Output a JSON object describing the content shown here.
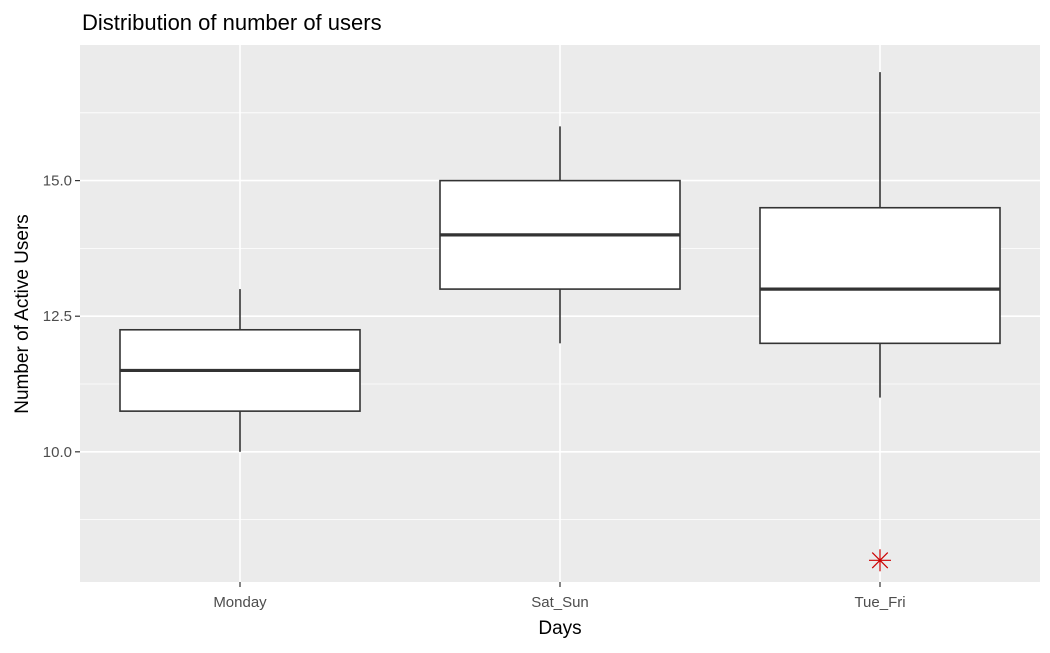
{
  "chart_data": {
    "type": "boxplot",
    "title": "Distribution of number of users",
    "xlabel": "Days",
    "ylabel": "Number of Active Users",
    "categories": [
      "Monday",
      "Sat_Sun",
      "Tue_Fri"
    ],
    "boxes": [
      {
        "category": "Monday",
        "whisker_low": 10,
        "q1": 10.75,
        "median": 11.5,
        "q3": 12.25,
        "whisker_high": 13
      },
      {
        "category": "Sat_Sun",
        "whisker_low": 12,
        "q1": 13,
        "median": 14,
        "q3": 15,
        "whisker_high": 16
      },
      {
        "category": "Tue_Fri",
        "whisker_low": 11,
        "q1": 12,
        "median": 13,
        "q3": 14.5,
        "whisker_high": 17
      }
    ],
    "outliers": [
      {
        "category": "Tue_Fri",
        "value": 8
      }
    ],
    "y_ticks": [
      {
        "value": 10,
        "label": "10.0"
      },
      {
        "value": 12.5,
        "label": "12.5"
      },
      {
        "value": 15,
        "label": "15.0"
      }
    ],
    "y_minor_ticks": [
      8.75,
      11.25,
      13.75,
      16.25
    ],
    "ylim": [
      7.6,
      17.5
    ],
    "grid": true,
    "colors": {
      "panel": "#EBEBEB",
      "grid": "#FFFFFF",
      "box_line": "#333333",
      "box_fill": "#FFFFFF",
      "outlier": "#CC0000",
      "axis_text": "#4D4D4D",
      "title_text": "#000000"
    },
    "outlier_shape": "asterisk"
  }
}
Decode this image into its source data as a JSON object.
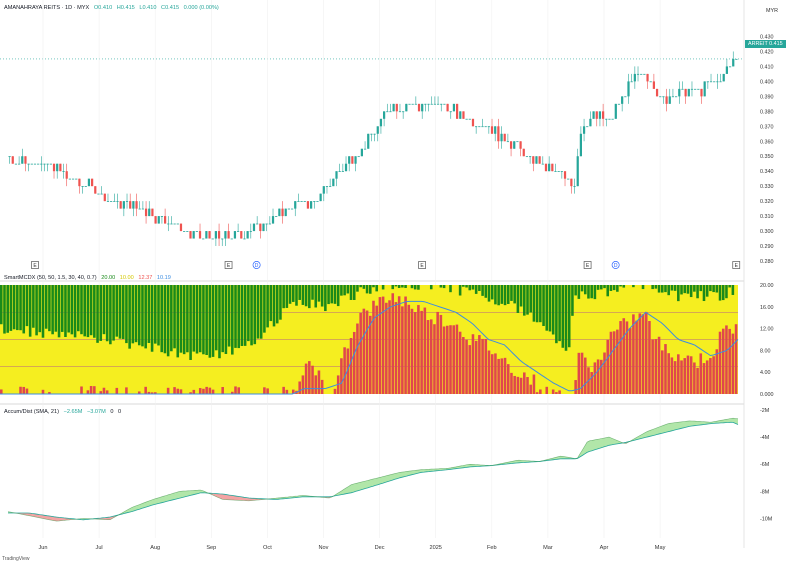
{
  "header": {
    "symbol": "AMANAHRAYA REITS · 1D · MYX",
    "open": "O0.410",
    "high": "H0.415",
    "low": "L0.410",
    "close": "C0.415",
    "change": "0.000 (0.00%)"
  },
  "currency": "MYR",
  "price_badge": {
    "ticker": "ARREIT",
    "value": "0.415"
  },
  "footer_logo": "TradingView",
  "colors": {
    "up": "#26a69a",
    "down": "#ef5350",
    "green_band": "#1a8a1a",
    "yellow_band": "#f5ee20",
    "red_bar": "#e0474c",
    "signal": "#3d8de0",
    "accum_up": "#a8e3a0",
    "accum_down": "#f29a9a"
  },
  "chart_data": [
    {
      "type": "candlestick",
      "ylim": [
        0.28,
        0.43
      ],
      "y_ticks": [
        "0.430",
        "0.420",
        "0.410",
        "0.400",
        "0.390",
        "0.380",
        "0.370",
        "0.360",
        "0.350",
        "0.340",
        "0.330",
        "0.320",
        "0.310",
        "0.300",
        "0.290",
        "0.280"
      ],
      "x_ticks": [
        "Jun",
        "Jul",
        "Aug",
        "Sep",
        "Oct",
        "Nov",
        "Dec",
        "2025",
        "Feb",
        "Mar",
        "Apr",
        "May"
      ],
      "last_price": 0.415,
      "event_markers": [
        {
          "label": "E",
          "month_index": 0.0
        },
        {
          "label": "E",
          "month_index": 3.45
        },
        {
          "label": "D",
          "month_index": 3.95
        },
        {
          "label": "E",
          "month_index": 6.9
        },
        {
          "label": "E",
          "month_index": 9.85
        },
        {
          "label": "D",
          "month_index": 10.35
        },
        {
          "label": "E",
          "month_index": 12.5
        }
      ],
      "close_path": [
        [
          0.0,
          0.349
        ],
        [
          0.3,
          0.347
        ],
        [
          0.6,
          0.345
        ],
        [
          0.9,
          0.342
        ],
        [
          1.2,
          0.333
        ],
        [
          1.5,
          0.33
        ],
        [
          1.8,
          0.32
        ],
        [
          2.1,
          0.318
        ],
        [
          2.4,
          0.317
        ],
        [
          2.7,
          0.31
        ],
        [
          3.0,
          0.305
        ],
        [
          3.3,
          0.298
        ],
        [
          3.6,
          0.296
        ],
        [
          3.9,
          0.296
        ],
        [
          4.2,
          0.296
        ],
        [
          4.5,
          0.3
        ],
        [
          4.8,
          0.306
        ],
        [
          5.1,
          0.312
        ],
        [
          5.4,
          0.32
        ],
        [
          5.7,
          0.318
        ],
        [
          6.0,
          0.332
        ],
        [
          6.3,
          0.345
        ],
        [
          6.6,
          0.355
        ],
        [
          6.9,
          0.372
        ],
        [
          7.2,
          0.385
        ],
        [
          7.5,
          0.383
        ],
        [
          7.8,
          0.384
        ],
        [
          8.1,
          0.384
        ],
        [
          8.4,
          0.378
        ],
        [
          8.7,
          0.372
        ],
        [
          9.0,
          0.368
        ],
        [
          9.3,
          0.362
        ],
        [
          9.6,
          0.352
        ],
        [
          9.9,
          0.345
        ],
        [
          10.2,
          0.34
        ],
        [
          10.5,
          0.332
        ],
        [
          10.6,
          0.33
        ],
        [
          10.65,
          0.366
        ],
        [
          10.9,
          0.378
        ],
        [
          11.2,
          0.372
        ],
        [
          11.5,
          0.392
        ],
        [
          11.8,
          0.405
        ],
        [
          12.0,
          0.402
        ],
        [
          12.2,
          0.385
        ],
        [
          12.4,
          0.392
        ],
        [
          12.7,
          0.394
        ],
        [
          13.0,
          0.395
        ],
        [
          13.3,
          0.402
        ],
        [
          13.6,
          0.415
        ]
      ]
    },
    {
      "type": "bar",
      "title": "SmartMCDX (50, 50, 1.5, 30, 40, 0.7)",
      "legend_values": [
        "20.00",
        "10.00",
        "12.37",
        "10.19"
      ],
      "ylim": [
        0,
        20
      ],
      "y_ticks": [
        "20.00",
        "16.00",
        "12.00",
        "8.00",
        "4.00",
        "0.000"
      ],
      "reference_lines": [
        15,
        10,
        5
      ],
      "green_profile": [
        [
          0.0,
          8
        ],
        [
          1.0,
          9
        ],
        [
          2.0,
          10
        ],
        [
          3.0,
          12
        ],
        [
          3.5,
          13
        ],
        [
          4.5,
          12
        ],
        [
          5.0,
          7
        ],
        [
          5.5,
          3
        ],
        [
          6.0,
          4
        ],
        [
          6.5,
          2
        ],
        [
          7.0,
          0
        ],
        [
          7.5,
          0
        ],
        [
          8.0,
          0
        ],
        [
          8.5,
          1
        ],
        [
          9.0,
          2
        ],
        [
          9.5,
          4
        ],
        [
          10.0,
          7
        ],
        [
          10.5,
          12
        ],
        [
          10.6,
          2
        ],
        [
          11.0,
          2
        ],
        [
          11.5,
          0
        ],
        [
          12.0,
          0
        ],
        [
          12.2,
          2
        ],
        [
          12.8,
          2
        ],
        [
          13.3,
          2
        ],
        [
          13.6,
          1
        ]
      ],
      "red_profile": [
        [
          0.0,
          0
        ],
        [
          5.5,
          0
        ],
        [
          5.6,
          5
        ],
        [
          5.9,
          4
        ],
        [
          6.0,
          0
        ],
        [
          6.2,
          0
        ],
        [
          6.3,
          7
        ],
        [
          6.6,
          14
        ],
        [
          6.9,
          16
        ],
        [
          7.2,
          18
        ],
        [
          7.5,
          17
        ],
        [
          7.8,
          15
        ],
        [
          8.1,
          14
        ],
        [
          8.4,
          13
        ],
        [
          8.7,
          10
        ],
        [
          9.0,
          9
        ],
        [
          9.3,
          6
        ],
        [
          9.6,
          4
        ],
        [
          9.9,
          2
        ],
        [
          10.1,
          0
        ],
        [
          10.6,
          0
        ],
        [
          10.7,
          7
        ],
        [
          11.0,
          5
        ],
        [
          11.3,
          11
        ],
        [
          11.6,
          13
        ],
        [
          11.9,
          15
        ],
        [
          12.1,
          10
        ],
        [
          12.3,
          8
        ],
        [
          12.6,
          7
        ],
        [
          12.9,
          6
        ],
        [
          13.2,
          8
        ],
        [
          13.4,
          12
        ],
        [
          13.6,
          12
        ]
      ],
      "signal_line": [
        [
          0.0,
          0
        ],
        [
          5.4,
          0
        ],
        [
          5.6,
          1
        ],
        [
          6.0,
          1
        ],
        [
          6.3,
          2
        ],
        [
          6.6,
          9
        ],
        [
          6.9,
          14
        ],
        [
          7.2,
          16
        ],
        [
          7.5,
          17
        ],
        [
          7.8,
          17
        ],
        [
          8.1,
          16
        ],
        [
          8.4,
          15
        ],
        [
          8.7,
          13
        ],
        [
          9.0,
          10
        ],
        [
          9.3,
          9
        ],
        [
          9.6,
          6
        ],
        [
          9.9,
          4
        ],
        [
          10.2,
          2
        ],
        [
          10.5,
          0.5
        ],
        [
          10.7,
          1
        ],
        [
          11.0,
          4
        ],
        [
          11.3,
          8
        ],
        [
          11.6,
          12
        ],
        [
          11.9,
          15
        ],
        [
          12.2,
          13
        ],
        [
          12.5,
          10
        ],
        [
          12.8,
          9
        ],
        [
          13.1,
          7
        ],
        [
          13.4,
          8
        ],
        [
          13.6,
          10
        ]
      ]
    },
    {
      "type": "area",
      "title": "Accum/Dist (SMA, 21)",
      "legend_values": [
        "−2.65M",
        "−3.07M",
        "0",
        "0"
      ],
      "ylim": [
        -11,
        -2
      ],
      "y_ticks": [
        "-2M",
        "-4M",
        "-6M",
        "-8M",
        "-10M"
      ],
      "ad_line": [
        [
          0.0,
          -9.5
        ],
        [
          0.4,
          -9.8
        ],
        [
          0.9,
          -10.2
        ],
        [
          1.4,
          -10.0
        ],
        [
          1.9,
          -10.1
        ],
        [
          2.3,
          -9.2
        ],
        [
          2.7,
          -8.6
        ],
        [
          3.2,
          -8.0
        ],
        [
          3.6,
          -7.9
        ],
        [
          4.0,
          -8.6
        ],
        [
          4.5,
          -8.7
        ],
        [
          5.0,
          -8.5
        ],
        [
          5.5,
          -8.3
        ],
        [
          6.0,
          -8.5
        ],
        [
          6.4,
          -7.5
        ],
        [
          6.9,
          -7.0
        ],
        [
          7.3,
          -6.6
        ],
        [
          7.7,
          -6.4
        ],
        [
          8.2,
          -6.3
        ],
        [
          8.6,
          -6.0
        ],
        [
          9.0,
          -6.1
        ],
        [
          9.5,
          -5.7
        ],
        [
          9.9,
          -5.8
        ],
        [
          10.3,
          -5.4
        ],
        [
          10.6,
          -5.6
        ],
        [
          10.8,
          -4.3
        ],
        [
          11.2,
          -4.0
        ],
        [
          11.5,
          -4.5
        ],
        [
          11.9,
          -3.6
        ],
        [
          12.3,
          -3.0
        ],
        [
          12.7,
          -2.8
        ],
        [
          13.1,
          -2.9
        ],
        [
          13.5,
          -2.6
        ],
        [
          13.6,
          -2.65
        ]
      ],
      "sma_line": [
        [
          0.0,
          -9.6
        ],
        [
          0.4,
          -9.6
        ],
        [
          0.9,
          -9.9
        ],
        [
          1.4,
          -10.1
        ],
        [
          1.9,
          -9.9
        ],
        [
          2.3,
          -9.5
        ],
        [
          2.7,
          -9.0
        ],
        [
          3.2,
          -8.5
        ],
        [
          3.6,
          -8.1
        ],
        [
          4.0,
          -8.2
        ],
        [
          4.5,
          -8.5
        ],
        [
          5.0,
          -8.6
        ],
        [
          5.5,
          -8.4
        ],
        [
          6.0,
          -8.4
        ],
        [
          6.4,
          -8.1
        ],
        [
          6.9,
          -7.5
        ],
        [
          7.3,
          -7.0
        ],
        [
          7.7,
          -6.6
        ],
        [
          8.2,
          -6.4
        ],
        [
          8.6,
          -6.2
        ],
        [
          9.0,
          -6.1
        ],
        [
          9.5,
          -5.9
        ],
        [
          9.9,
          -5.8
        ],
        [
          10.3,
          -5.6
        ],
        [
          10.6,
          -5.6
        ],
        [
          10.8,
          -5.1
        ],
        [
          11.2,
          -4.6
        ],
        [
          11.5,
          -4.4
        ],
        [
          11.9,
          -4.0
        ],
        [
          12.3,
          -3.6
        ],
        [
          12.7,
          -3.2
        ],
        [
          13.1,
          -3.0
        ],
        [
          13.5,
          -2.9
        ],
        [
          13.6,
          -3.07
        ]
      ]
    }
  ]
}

________________________

== WHAT THE TASK ASKS ==
Your task is to gather every line with the word "object" and copy it.

== RESULT FOR THIS TASK ==
Output a JSON object describing the content shown here.
Decode this image into its source data as a JSON object.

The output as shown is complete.